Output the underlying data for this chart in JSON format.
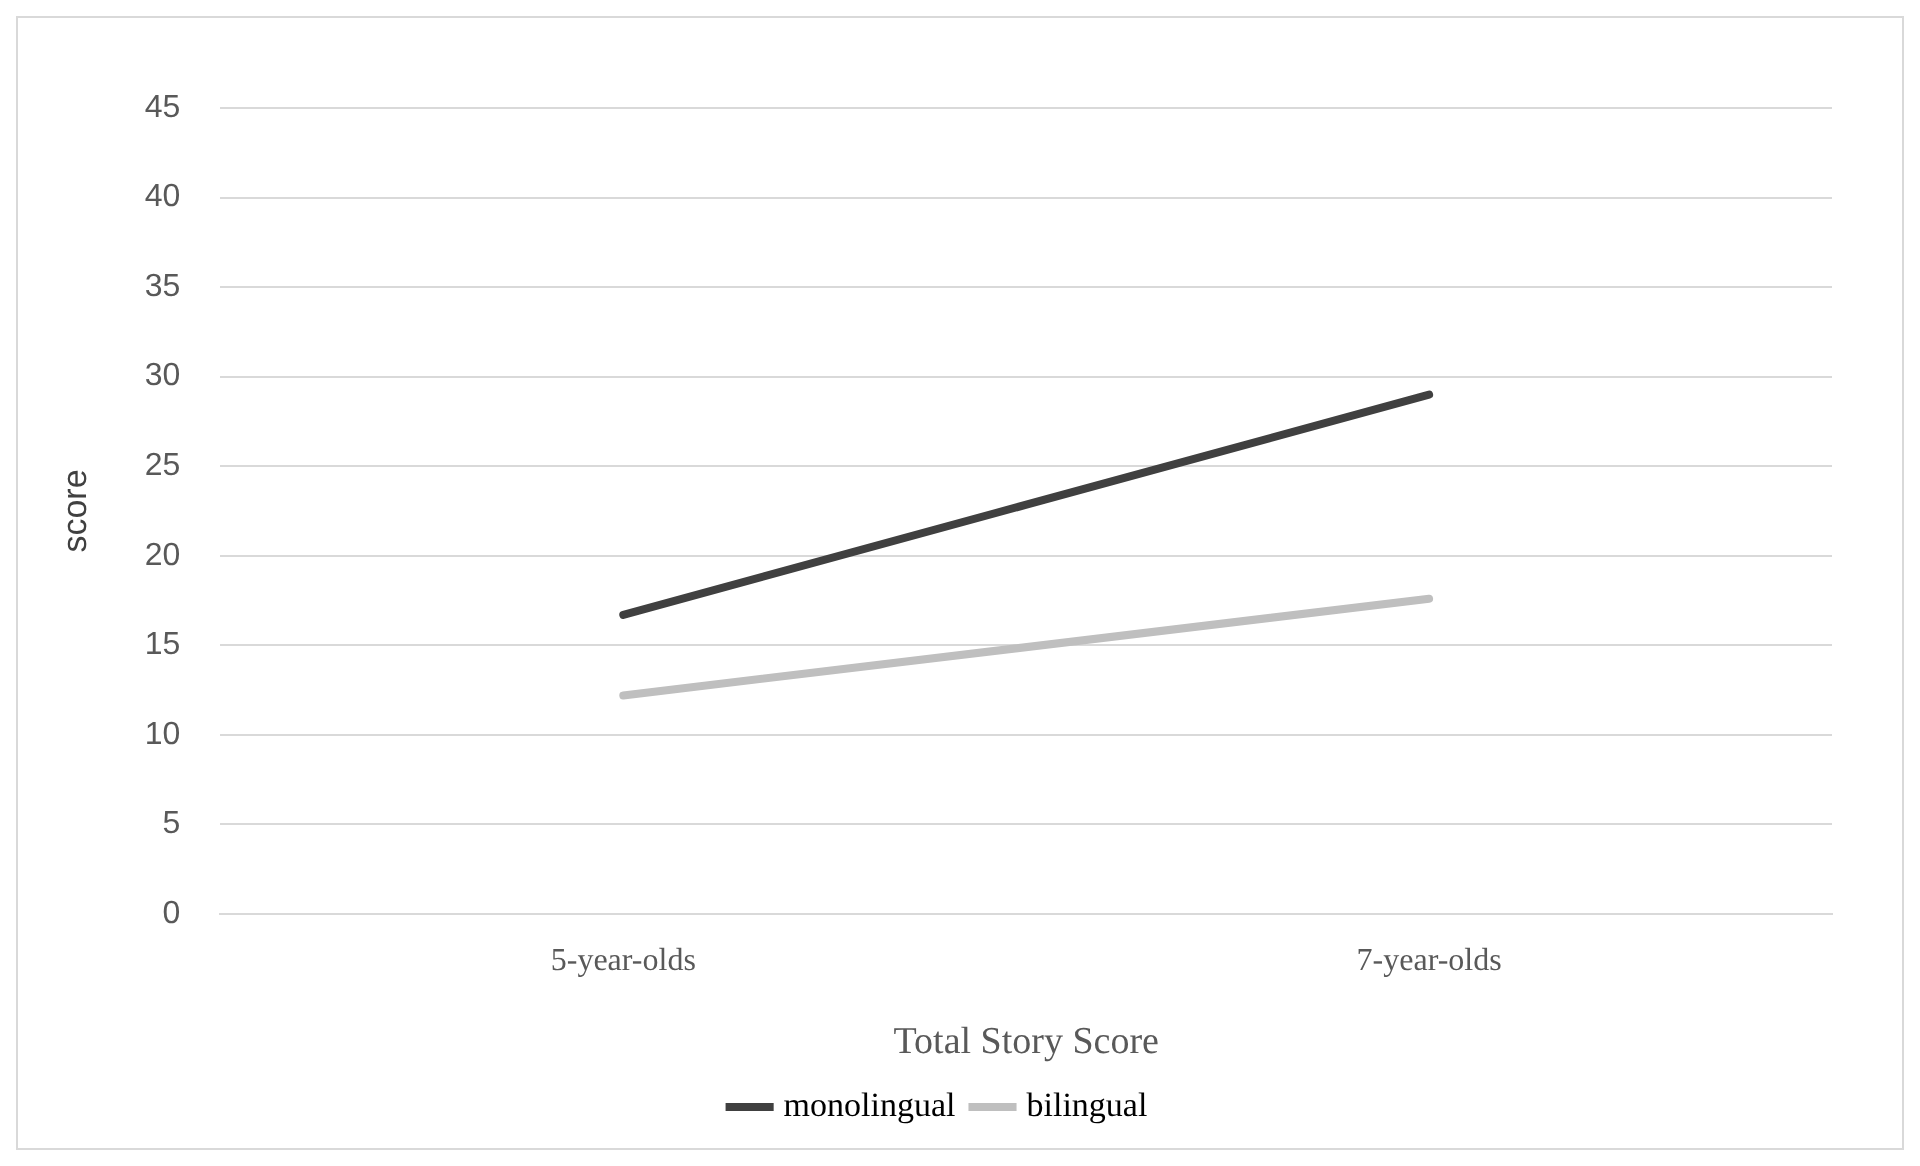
{
  "chart_data": {
    "type": "line",
    "xlabel": "Total Story Score",
    "ylabel": "score",
    "categories": [
      "5-year-olds",
      "7-year-olds"
    ],
    "series": [
      {
        "name": "monolingual",
        "color": "#404040",
        "values": [
          16.7,
          29.0
        ]
      },
      {
        "name": "bilingual",
        "color": "#bfbfbf",
        "values": [
          12.2,
          17.6
        ]
      }
    ],
    "ylim": [
      0,
      45
    ],
    "yticks": [
      0,
      5,
      10,
      15,
      20,
      25,
      30,
      35,
      40,
      45
    ],
    "grid": "y",
    "legend": "bottom",
    "marker": "none"
  }
}
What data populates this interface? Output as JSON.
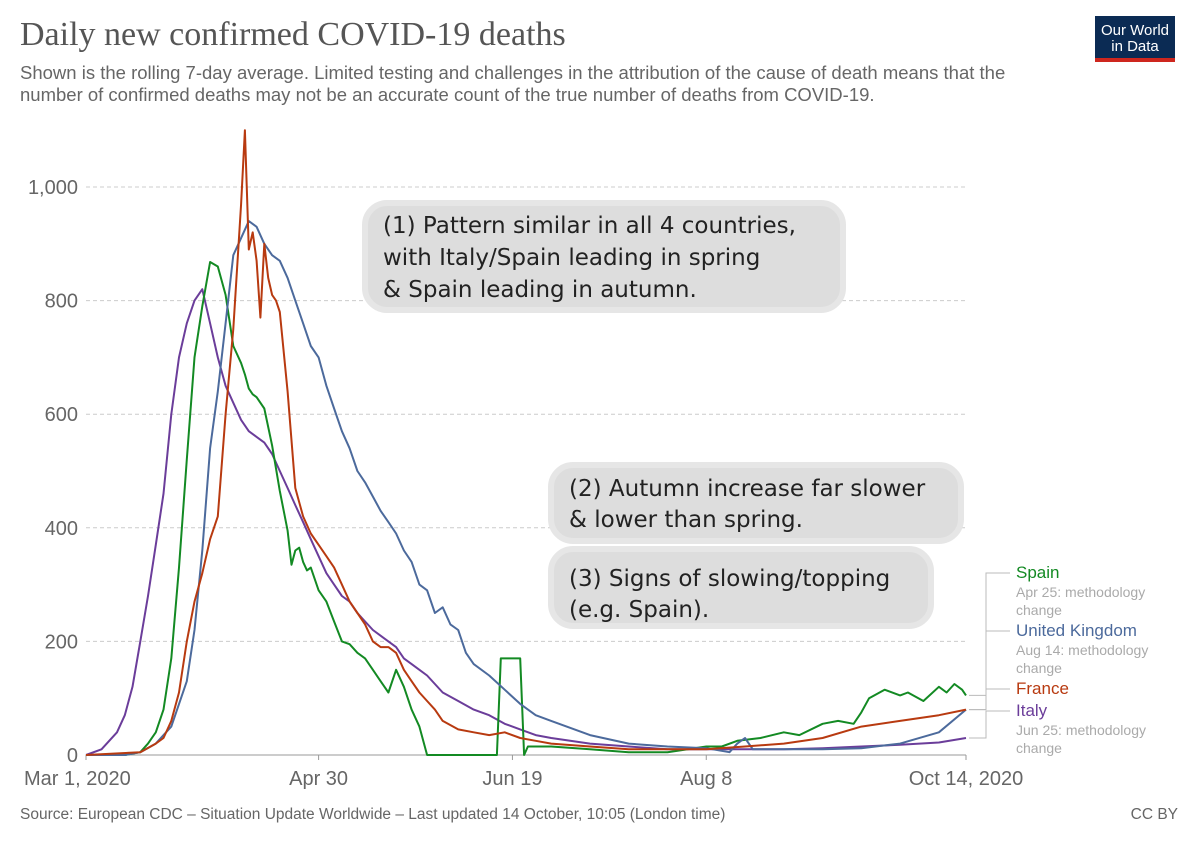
{
  "header": {
    "title": "Daily new confirmed COVID-19 deaths",
    "subtitle": "Shown is the rolling 7-day average. Limited testing and challenges in the attribution of the cause of death means that the number of confirmed deaths may not be an accurate count of the true number of deaths from COVID-19.",
    "logo_line1": "Our World",
    "logo_line2": "in Data"
  },
  "footer": {
    "source": "Source: European CDC – Situation Update Worldwide – Last updated 14 October, 10:05 (London time)",
    "license": "CC BY"
  },
  "colors": {
    "spain": "#138a23",
    "uk": "#4c6a9c",
    "france": "#b83a10",
    "italy": "#6b3d9a",
    "grid": "#cccccc",
    "annotation_bg": "#dddddd"
  },
  "chart_data": {
    "type": "line",
    "title": "Daily new confirmed COVID-19 deaths",
    "xlabel": "",
    "ylabel": "",
    "x_unit": "days since Mar 1, 2020",
    "xlim": [
      0,
      227
    ],
    "ylim": [
      0,
      1000
    ],
    "y_ticks": [
      0,
      200,
      400,
      600,
      800,
      1000
    ],
    "y_tick_labels": [
      "0",
      "200",
      "400",
      "600",
      "800",
      "1,000"
    ],
    "x_ticks": [
      0,
      60,
      110,
      160,
      227
    ],
    "x_tick_labels": [
      "Mar 1, 2020",
      "Apr 30",
      "Jun 19",
      "Aug 8",
      "Oct 14, 2020"
    ],
    "grid": true,
    "legend_position": "right",
    "series": [
      {
        "name": "Spain",
        "color_key": "spain",
        "note": "Apr 25: methodology change",
        "x": [
          0,
          10,
          14,
          16,
          18,
          20,
          22,
          24,
          26,
          28,
          30,
          32,
          34,
          36,
          38,
          40,
          41,
          42,
          43,
          44,
          46,
          48,
          50,
          52,
          53,
          54,
          55,
          56,
          57,
          58,
          60,
          62,
          64,
          66,
          68,
          70,
          72,
          74,
          76,
          78,
          80,
          82,
          84,
          86,
          88,
          90,
          91,
          92,
          96,
          100,
          104,
          106,
          107,
          108,
          112,
          113,
          114,
          120,
          130,
          140,
          150,
          160,
          164,
          168,
          174,
          180,
          184,
          190,
          194,
          198,
          200,
          202,
          206,
          210,
          212,
          216,
          220,
          222,
          224,
          226,
          227
        ],
        "y": [
          0,
          0,
          5,
          20,
          40,
          80,
          170,
          330,
          520,
          700,
          790,
          868,
          860,
          810,
          720,
          690,
          670,
          645,
          635,
          630,
          610,
          545,
          465,
          395,
          335,
          360,
          365,
          340,
          325,
          330,
          290,
          270,
          235,
          200,
          195,
          180,
          170,
          150,
          130,
          110,
          150,
          120,
          80,
          50,
          0,
          0,
          0,
          0,
          0,
          0,
          0,
          0,
          170,
          170,
          170,
          0,
          15,
          15,
          10,
          5,
          5,
          15,
          15,
          25,
          30,
          40,
          35,
          55,
          60,
          55,
          75,
          100,
          115,
          105,
          110,
          95,
          120,
          110,
          125,
          115,
          105
        ]
      },
      {
        "name": "United Kingdom",
        "color_key": "uk",
        "note": "Aug 14: methodology change",
        "x": [
          0,
          10,
          14,
          18,
          22,
          26,
          28,
          30,
          32,
          34,
          36,
          38,
          40,
          42,
          44,
          46,
          48,
          50,
          52,
          54,
          56,
          58,
          60,
          62,
          64,
          66,
          68,
          70,
          72,
          74,
          76,
          78,
          80,
          82,
          84,
          86,
          88,
          90,
          92,
          94,
          96,
          98,
          100,
          104,
          108,
          112,
          116,
          120,
          130,
          140,
          150,
          160,
          166,
          168,
          170,
          172,
          176,
          184,
          190,
          200,
          210,
          220,
          227
        ],
        "y": [
          0,
          0,
          5,
          20,
          50,
          130,
          220,
          360,
          540,
          640,
          760,
          880,
          910,
          940,
          930,
          900,
          880,
          870,
          840,
          800,
          760,
          720,
          700,
          650,
          610,
          570,
          540,
          500,
          480,
          455,
          430,
          410,
          390,
          360,
          340,
          300,
          290,
          250,
          260,
          230,
          220,
          180,
          160,
          140,
          115,
          90,
          70,
          60,
          35,
          20,
          15,
          12,
          5,
          20,
          30,
          10,
          10,
          10,
          10,
          12,
          20,
          40,
          80
        ]
      },
      {
        "name": "France",
        "color_key": "france",
        "note": "",
        "x": [
          0,
          14,
          18,
          20,
          22,
          24,
          26,
          28,
          30,
          32,
          34,
          36,
          38,
          40,
          41,
          42,
          43,
          44,
          45,
          46,
          47,
          48,
          49,
          50,
          52,
          54,
          56,
          58,
          60,
          62,
          64,
          66,
          68,
          70,
          72,
          74,
          76,
          78,
          80,
          82,
          84,
          86,
          88,
          90,
          92,
          96,
          100,
          104,
          108,
          112,
          116,
          120,
          130,
          140,
          150,
          160,
          170,
          180,
          190,
          200,
          210,
          220,
          227
        ],
        "y": [
          0,
          5,
          20,
          30,
          60,
          110,
          200,
          270,
          320,
          380,
          420,
          600,
          750,
          970,
          1100,
          890,
          920,
          870,
          770,
          900,
          840,
          810,
          800,
          780,
          640,
          470,
          420,
          390,
          370,
          350,
          330,
          300,
          270,
          250,
          230,
          200,
          190,
          190,
          180,
          150,
          130,
          110,
          95,
          80,
          60,
          45,
          40,
          35,
          40,
          30,
          25,
          20,
          15,
          10,
          10,
          10,
          15,
          20,
          30,
          50,
          60,
          70,
          80
        ]
      },
      {
        "name": "Italy",
        "color_key": "italy",
        "note": "Jun 25: methodology change",
        "x": [
          0,
          4,
          8,
          10,
          12,
          14,
          16,
          18,
          20,
          22,
          24,
          26,
          28,
          30,
          32,
          34,
          36,
          38,
          40,
          42,
          44,
          46,
          48,
          50,
          52,
          54,
          56,
          58,
          60,
          62,
          64,
          66,
          68,
          70,
          72,
          74,
          76,
          78,
          80,
          82,
          84,
          86,
          88,
          90,
          92,
          96,
          100,
          104,
          108,
          112,
          116,
          120,
          130,
          140,
          150,
          160,
          170,
          180,
          190,
          200,
          210,
          220,
          227
        ],
        "y": [
          0,
          10,
          40,
          70,
          120,
          200,
          280,
          370,
          460,
          600,
          700,
          760,
          800,
          820,
          760,
          700,
          650,
          620,
          590,
          570,
          560,
          550,
          530,
          500,
          470,
          440,
          410,
          380,
          350,
          320,
          300,
          280,
          270,
          250,
          235,
          220,
          210,
          200,
          190,
          170,
          160,
          150,
          140,
          125,
          110,
          95,
          80,
          70,
          55,
          45,
          35,
          30,
          20,
          15,
          10,
          10,
          10,
          10,
          12,
          15,
          18,
          22,
          30
        ]
      }
    ],
    "annotations": [
      {
        "lines": [
          "(1) Pattern similar in all 4 countries,",
          "with Italy/Spain leading in spring",
          "& Spain leading in autumn."
        ]
      },
      {
        "lines": [
          "(2) Autumn increase far slower",
          "& lower than spring."
        ]
      },
      {
        "lines": [
          "(3) Signs of slowing/topping",
          "(e.g. Spain)."
        ]
      }
    ]
  }
}
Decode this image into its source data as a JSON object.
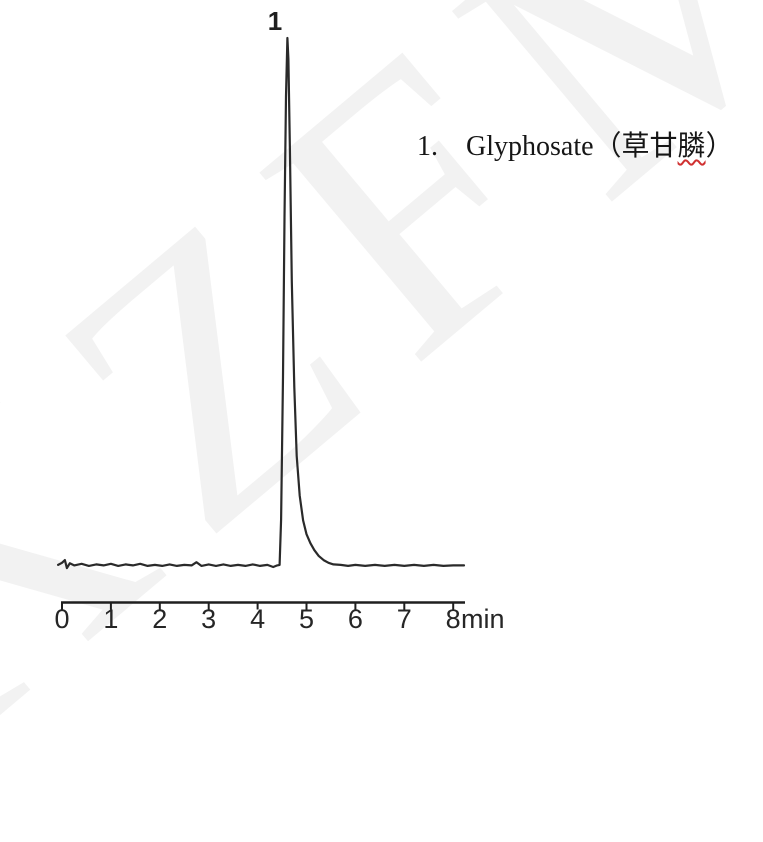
{
  "figure": {
    "kind": "HPLC chromatogram",
    "background": "#ffffff"
  },
  "watermark": {
    "approx_letters": "XZFM",
    "color": "#f2f2f2",
    "rotation_deg": -40
  },
  "legend": {
    "number": "1.",
    "compound_en": "Glyphosate",
    "paren_open": "（",
    "compound_zh": "草甘",
    "compound_zh_underlined": "膦",
    "paren_close": "）"
  },
  "colors": {
    "trace": "#2a2a2a",
    "axis": "#1f1f1f",
    "text": "#262626",
    "squiggle": "#d03030"
  },
  "chart_data": {
    "type": "line",
    "title": "",
    "xlabel": "min",
    "ylabel": "",
    "x_ticks": [
      0,
      1,
      2,
      3,
      4,
      5,
      6,
      7,
      8
    ],
    "x_unit_label": "min",
    "xlim": [
      -0.1,
      8.25
    ],
    "grid": false,
    "y_axis_shown": false,
    "legend_position": "right of peak",
    "peaks": [
      {
        "label": "1",
        "compound": "Glyphosate（草甘膦）",
        "retention_time_min": 4.6,
        "relative_height": 1.0
      }
    ],
    "trace_points_t_min_vs_response": [
      [
        -0.08,
        0.004
      ],
      [
        0.0,
        0.008
      ],
      [
        0.06,
        0.013
      ],
      [
        0.1,
        -0.002
      ],
      [
        0.16,
        0.007
      ],
      [
        0.25,
        0.003
      ],
      [
        0.4,
        0.006
      ],
      [
        0.55,
        0.002
      ],
      [
        0.7,
        0.005
      ],
      [
        0.85,
        0.003
      ],
      [
        1.0,
        0.006
      ],
      [
        1.15,
        0.002
      ],
      [
        1.3,
        0.005
      ],
      [
        1.45,
        0.003
      ],
      [
        1.6,
        0.006
      ],
      [
        1.75,
        0.002
      ],
      [
        1.9,
        0.004
      ],
      [
        2.05,
        0.002
      ],
      [
        2.2,
        0.005
      ],
      [
        2.35,
        0.002
      ],
      [
        2.5,
        0.004
      ],
      [
        2.65,
        0.003
      ],
      [
        2.75,
        0.009
      ],
      [
        2.85,
        0.002
      ],
      [
        3.0,
        0.005
      ],
      [
        3.15,
        0.002
      ],
      [
        3.3,
        0.005
      ],
      [
        3.45,
        0.002
      ],
      [
        3.6,
        0.004
      ],
      [
        3.75,
        0.002
      ],
      [
        3.9,
        0.005
      ],
      [
        4.05,
        0.002
      ],
      [
        4.2,
        0.004
      ],
      [
        4.32,
        0.0
      ],
      [
        4.4,
        0.003
      ],
      [
        4.45,
        0.004
      ],
      [
        4.48,
        0.09
      ],
      [
        4.52,
        0.36
      ],
      [
        4.55,
        0.66
      ],
      [
        4.58,
        0.89
      ],
      [
        4.61,
        1.0
      ],
      [
        4.63,
        0.96
      ],
      [
        4.66,
        0.79
      ],
      [
        4.7,
        0.54
      ],
      [
        4.75,
        0.34
      ],
      [
        4.8,
        0.21
      ],
      [
        4.86,
        0.135
      ],
      [
        4.93,
        0.088
      ],
      [
        5.0,
        0.062
      ],
      [
        5.08,
        0.045
      ],
      [
        5.16,
        0.032
      ],
      [
        5.25,
        0.021
      ],
      [
        5.35,
        0.013
      ],
      [
        5.45,
        0.008
      ],
      [
        5.55,
        0.005
      ],
      [
        5.7,
        0.004
      ],
      [
        5.85,
        0.002
      ],
      [
        6.0,
        0.004
      ],
      [
        6.2,
        0.002
      ],
      [
        6.4,
        0.004
      ],
      [
        6.6,
        0.002
      ],
      [
        6.8,
        0.004
      ],
      [
        7.0,
        0.002
      ],
      [
        7.2,
        0.004
      ],
      [
        7.4,
        0.002
      ],
      [
        7.6,
        0.004
      ],
      [
        7.8,
        0.002
      ],
      [
        8.0,
        0.003
      ],
      [
        8.22,
        0.003
      ]
    ]
  }
}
○ ○ ○ ○ ○
» WORK REQUIRED: Lines containing the string "right" are to be selected and copied.

» SOLUTION TO THE EXERCISE:
    "legend_position": "right",
    "legend_position": "right of peak",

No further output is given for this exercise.